TASK:
All of the lines below are to be printed again exactly; images are excluded from the output.

EXTRACTED MATERIAL:
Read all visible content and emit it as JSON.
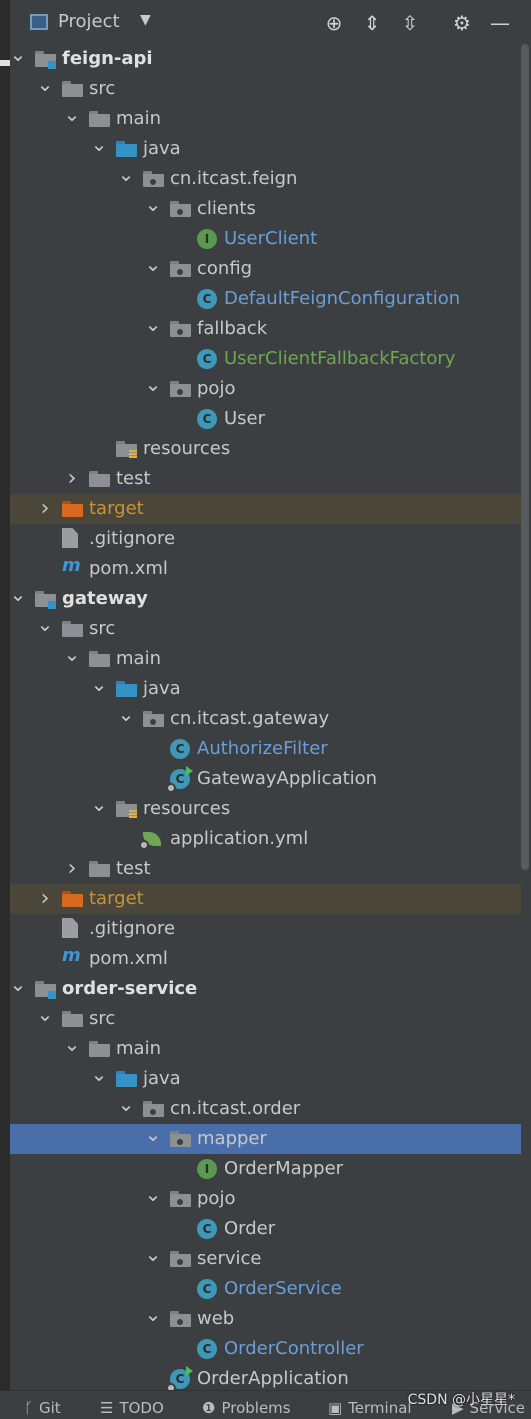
{
  "header": {
    "title": "Project",
    "buttons": [
      {
        "name": "locate-icon",
        "glyph": "⊕"
      },
      {
        "name": "expand-all-icon",
        "glyph": "⇕"
      },
      {
        "name": "collapse-all-icon",
        "glyph": "⇳"
      },
      {
        "name": "gear-icon",
        "glyph": "⚙"
      },
      {
        "name": "minimize-icon",
        "glyph": "—"
      }
    ]
  },
  "tree": [
    {
      "depth": 1,
      "arrow": "open",
      "icon": "module-folder",
      "label": "feign-api",
      "style": "bold"
    },
    {
      "depth": 2,
      "arrow": "open",
      "icon": "folder",
      "label": "src"
    },
    {
      "depth": 3,
      "arrow": "open",
      "icon": "folder",
      "label": "main"
    },
    {
      "depth": 4,
      "arrow": "open",
      "icon": "blue-folder",
      "label": "java"
    },
    {
      "depth": 5,
      "arrow": "open",
      "icon": "package",
      "label": "cn.itcast.feign"
    },
    {
      "depth": 6,
      "arrow": "open",
      "icon": "package",
      "label": "clients"
    },
    {
      "depth": 7,
      "arrow": "none",
      "icon": "interface",
      "label": "UserClient",
      "style": "blue"
    },
    {
      "depth": 6,
      "arrow": "open",
      "icon": "package",
      "label": "config"
    },
    {
      "depth": 7,
      "arrow": "none",
      "icon": "class",
      "label": "DefaultFeignConfiguration",
      "style": "blue"
    },
    {
      "depth": 6,
      "arrow": "open",
      "icon": "package",
      "label": "fallback"
    },
    {
      "depth": 7,
      "arrow": "none",
      "icon": "class",
      "label": "UserClientFallbackFactory",
      "style": "green"
    },
    {
      "depth": 6,
      "arrow": "open",
      "icon": "package",
      "label": "pojo"
    },
    {
      "depth": 7,
      "arrow": "none",
      "icon": "class",
      "label": "User"
    },
    {
      "depth": 4,
      "arrow": "none",
      "icon": "resources",
      "label": "resources"
    },
    {
      "depth": 3,
      "arrow": "closed",
      "icon": "folder",
      "label": "test"
    },
    {
      "depth": 2,
      "arrow": "closed",
      "icon": "orange-folder",
      "label": "target",
      "style": "orange",
      "highlight": "target"
    },
    {
      "depth": 2,
      "arrow": "none",
      "icon": "gitignore",
      "label": ".gitignore"
    },
    {
      "depth": 2,
      "arrow": "none",
      "icon": "maven",
      "label": "pom.xml"
    },
    {
      "depth": 1,
      "arrow": "open",
      "icon": "module-folder",
      "label": "gateway",
      "style": "bold"
    },
    {
      "depth": 2,
      "arrow": "open",
      "icon": "folder",
      "label": "src"
    },
    {
      "depth": 3,
      "arrow": "open",
      "icon": "folder",
      "label": "main"
    },
    {
      "depth": 4,
      "arrow": "open",
      "icon": "blue-folder",
      "label": "java"
    },
    {
      "depth": 5,
      "arrow": "open",
      "icon": "package",
      "label": "cn.itcast.gateway"
    },
    {
      "depth": 6,
      "arrow": "none",
      "icon": "class",
      "label": "AuthorizeFilter",
      "style": "blue"
    },
    {
      "depth": 6,
      "arrow": "none",
      "icon": "spring-app",
      "label": "GatewayApplication"
    },
    {
      "depth": 4,
      "arrow": "open",
      "icon": "resources",
      "label": "resources"
    },
    {
      "depth": 5,
      "arrow": "none",
      "icon": "spring-yml",
      "label": "application.yml"
    },
    {
      "depth": 3,
      "arrow": "closed",
      "icon": "folder",
      "label": "test"
    },
    {
      "depth": 2,
      "arrow": "closed",
      "icon": "orange-folder",
      "label": "target",
      "style": "orange",
      "highlight": "target"
    },
    {
      "depth": 2,
      "arrow": "none",
      "icon": "gitignore",
      "label": ".gitignore"
    },
    {
      "depth": 2,
      "arrow": "none",
      "icon": "maven",
      "label": "pom.xml"
    },
    {
      "depth": 1,
      "arrow": "open",
      "icon": "module-folder",
      "label": "order-service",
      "style": "bold"
    },
    {
      "depth": 2,
      "arrow": "open",
      "icon": "folder",
      "label": "src"
    },
    {
      "depth": 3,
      "arrow": "open",
      "icon": "folder",
      "label": "main"
    },
    {
      "depth": 4,
      "arrow": "open",
      "icon": "blue-folder",
      "label": "java"
    },
    {
      "depth": 5,
      "arrow": "open",
      "icon": "package",
      "label": "cn.itcast.order"
    },
    {
      "depth": 6,
      "arrow": "open",
      "icon": "package",
      "label": "mapper",
      "highlight": "selected"
    },
    {
      "depth": 7,
      "arrow": "none",
      "icon": "interface",
      "label": "OrderMapper"
    },
    {
      "depth": 6,
      "arrow": "open",
      "icon": "package",
      "label": "pojo"
    },
    {
      "depth": 7,
      "arrow": "none",
      "icon": "class",
      "label": "Order"
    },
    {
      "depth": 6,
      "arrow": "open",
      "icon": "package",
      "label": "service"
    },
    {
      "depth": 7,
      "arrow": "none",
      "icon": "class",
      "label": "OrderService",
      "style": "blue"
    },
    {
      "depth": 6,
      "arrow": "open",
      "icon": "package",
      "label": "web"
    },
    {
      "depth": 7,
      "arrow": "none",
      "icon": "class",
      "label": "OrderController",
      "style": "blue"
    },
    {
      "depth": 6,
      "arrow": "none",
      "icon": "spring-app",
      "label": "OrderApplication"
    }
  ],
  "bottom_bar": {
    "items": [
      {
        "name": "git",
        "label": "Git",
        "icon": "branch-icon",
        "glyph": "ᚴ"
      },
      {
        "name": "todo",
        "label": "TODO",
        "icon": "list-icon",
        "glyph": "☰"
      },
      {
        "name": "problems",
        "label": "Problems",
        "icon": "problems-icon",
        "glyph": "❶"
      },
      {
        "name": "terminal",
        "label": "Terminal",
        "icon": "terminal-icon",
        "glyph": "▣"
      },
      {
        "name": "services",
        "label": "Service",
        "icon": "services-icon",
        "glyph": "▶"
      }
    ],
    "watermark": "CSDN @小星星*"
  },
  "colors": {
    "background": "#3c3f41",
    "selection": "#4a6ea9",
    "target_row": "#4a463a",
    "label_blue": "#6b9ed6",
    "label_green": "#6fa553",
    "label_orange": "#c8943a"
  }
}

WRITTEN SOLUTION:
Read all visible content and emit it as JSON.
{
  "header": {
    "title": "Project",
    "buttons": [
      {
        "name": "locate-icon",
        "glyph": "⊕"
      },
      {
        "name": "expand-all-icon",
        "glyph": "⇕"
      },
      {
        "name": "collapse-all-icon",
        "glyph": "⇳"
      },
      {
        "name": "gear-icon",
        "glyph": "⚙"
      },
      {
        "name": "minimize-icon",
        "glyph": "—"
      }
    ]
  },
  "tree": [
    {
      "depth": 1,
      "arrow": "open",
      "icon": "module-folder",
      "label": "feign-api",
      "style": "bold"
    },
    {
      "depth": 2,
      "arrow": "open",
      "icon": "folder",
      "label": "src"
    },
    {
      "depth": 3,
      "arrow": "open",
      "icon": "folder",
      "label": "main"
    },
    {
      "depth": 4,
      "arrow": "open",
      "icon": "blue-folder",
      "label": "java"
    },
    {
      "depth": 5,
      "arrow": "open",
      "icon": "package",
      "label": "cn.itcast.feign"
    },
    {
      "depth": 6,
      "arrow": "open",
      "icon": "package",
      "label": "clients"
    },
    {
      "depth": 7,
      "arrow": "none",
      "icon": "interface",
      "label": "UserClient",
      "style": "blue"
    },
    {
      "depth": 6,
      "arrow": "open",
      "icon": "package",
      "label": "config"
    },
    {
      "depth": 7,
      "arrow": "none",
      "icon": "class",
      "label": "DefaultFeignConfiguration",
      "style": "blue"
    },
    {
      "depth": 6,
      "arrow": "open",
      "icon": "package",
      "label": "fallback"
    },
    {
      "depth": 7,
      "arrow": "none",
      "icon": "class",
      "label": "UserClientFallbackFactory",
      "style": "green"
    },
    {
      "depth": 6,
      "arrow": "open",
      "icon": "package",
      "label": "pojo"
    },
    {
      "depth": 7,
      "arrow": "none",
      "icon": "class",
      "label": "User"
    },
    {
      "depth": 4,
      "arrow": "none",
      "icon": "resources",
      "label": "resources"
    },
    {
      "depth": 3,
      "arrow": "closed",
      "icon": "folder",
      "label": "test"
    },
    {
      "depth": 2,
      "arrow": "closed",
      "icon": "orange-folder",
      "label": "target",
      "style": "orange",
      "highlight": "target"
    },
    {
      "depth": 2,
      "arrow": "none",
      "icon": "gitignore",
      "label": ".gitignore"
    },
    {
      "depth": 2,
      "arrow": "none",
      "icon": "maven",
      "label": "pom.xml"
    },
    {
      "depth": 1,
      "arrow": "open",
      "icon": "module-folder",
      "label": "gateway",
      "style": "bold"
    },
    {
      "depth": 2,
      "arrow": "open",
      "icon": "folder",
      "label": "src"
    },
    {
      "depth": 3,
      "arrow": "open",
      "icon": "folder",
      "label": "main"
    },
    {
      "depth": 4,
      "arrow": "open",
      "icon": "blue-folder",
      "label": "java"
    },
    {
      "depth": 5,
      "arrow": "open",
      "icon": "package",
      "label": "cn.itcast.gateway"
    },
    {
      "depth": 6,
      "arrow": "none",
      "icon": "class",
      "label": "AuthorizeFilter",
      "style": "blue"
    },
    {
      "depth": 6,
      "arrow": "none",
      "icon": "spring-app",
      "label": "GatewayApplication"
    },
    {
      "depth": 4,
      "arrow": "open",
      "icon": "resources",
      "label": "resources"
    },
    {
      "depth": 5,
      "arrow": "none",
      "icon": "spring-yml",
      "label": "application.yml"
    },
    {
      "depth": 3,
      "arrow": "closed",
      "icon": "folder",
      "label": "test"
    },
    {
      "depth": 2,
      "arrow": "closed",
      "icon": "orange-folder",
      "label": "target",
      "style": "orange",
      "highlight": "target"
    },
    {
      "depth": 2,
      "arrow": "none",
      "icon": "gitignore",
      "label": ".gitignore"
    },
    {
      "depth": 2,
      "arrow": "none",
      "icon": "maven",
      "label": "pom.xml"
    },
    {
      "depth": 1,
      "arrow": "open",
      "icon": "module-folder",
      "label": "order-service",
      "style": "bold"
    },
    {
      "depth": 2,
      "arrow": "open",
      "icon": "folder",
      "label": "src"
    },
    {
      "depth": 3,
      "arrow": "open",
      "icon": "folder",
      "label": "main"
    },
    {
      "depth": 4,
      "arrow": "open",
      "icon": "blue-folder",
      "label": "java"
    },
    {
      "depth": 5,
      "arrow": "open",
      "icon": "package",
      "label": "cn.itcast.order"
    },
    {
      "depth": 6,
      "arrow": "open",
      "icon": "package",
      "label": "mapper",
      "highlight": "selected"
    },
    {
      "depth": 7,
      "arrow": "none",
      "icon": "interface",
      "label": "OrderMapper"
    },
    {
      "depth": 6,
      "arrow": "open",
      "icon": "package",
      "label": "pojo"
    },
    {
      "depth": 7,
      "arrow": "none",
      "icon": "class",
      "label": "Order"
    },
    {
      "depth": 6,
      "arrow": "open",
      "icon": "package",
      "label": "service"
    },
    {
      "depth": 7,
      "arrow": "none",
      "icon": "class",
      "label": "OrderService",
      "style": "blue"
    },
    {
      "depth": 6,
      "arrow": "open",
      "icon": "package",
      "label": "web"
    },
    {
      "depth": 7,
      "arrow": "none",
      "icon": "class",
      "label": "OrderController",
      "style": "blue"
    },
    {
      "depth": 6,
      "arrow": "none",
      "icon": "spring-app",
      "label": "OrderApplication"
    }
  ],
  "bottom_bar": {
    "items": [
      {
        "name": "git",
        "label": "Git",
        "icon": "branch-icon",
        "glyph": "ᚴ"
      },
      {
        "name": "todo",
        "label": "TODO",
        "icon": "list-icon",
        "glyph": "☰"
      },
      {
        "name": "problems",
        "label": "Problems",
        "icon": "problems-icon",
        "glyph": "❶"
      },
      {
        "name": "terminal",
        "label": "Terminal",
        "icon": "terminal-icon",
        "glyph": "▣"
      },
      {
        "name": "services",
        "label": "Service",
        "icon": "services-icon",
        "glyph": "▶"
      }
    ],
    "watermark": "CSDN @小星星*"
  },
  "colors": {
    "background": "#3c3f41",
    "selection": "#4a6ea9",
    "target_row": "#4a463a",
    "label_blue": "#6b9ed6",
    "label_green": "#6fa553",
    "label_orange": "#c8943a"
  }
}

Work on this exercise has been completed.